■ **Required work**
Copy, from the entries below, each line in which the string "settings" appears.

*-*-*

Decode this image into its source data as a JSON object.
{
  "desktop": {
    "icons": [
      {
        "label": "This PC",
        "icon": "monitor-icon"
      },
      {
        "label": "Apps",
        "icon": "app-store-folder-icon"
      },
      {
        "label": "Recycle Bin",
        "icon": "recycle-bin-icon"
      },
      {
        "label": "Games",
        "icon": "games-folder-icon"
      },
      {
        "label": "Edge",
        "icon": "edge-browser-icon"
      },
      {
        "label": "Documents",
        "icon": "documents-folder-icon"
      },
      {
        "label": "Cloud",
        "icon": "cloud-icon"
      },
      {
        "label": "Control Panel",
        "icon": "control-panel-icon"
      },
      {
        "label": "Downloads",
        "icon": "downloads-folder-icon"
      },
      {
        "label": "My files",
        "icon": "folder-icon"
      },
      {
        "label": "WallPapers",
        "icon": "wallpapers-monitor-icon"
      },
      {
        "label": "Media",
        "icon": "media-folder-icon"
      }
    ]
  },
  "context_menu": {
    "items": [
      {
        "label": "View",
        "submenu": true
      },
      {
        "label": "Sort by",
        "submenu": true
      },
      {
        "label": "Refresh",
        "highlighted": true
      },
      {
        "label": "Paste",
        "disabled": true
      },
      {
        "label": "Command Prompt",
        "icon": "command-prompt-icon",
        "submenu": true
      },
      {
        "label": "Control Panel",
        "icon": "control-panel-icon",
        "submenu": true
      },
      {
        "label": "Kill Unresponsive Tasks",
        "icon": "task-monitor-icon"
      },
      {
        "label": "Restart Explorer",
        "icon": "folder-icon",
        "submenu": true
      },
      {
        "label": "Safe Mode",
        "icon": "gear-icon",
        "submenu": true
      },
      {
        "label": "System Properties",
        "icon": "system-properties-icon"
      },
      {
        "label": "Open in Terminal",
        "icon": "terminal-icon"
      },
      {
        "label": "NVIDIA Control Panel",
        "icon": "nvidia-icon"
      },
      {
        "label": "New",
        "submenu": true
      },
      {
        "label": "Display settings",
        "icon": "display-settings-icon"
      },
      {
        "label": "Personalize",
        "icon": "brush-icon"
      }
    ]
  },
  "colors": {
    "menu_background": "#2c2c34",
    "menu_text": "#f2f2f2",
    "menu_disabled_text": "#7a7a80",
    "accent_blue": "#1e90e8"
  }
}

*-*-*

■ **Written reply**
        "label": "Display settings",
        "icon": "display-settings-icon"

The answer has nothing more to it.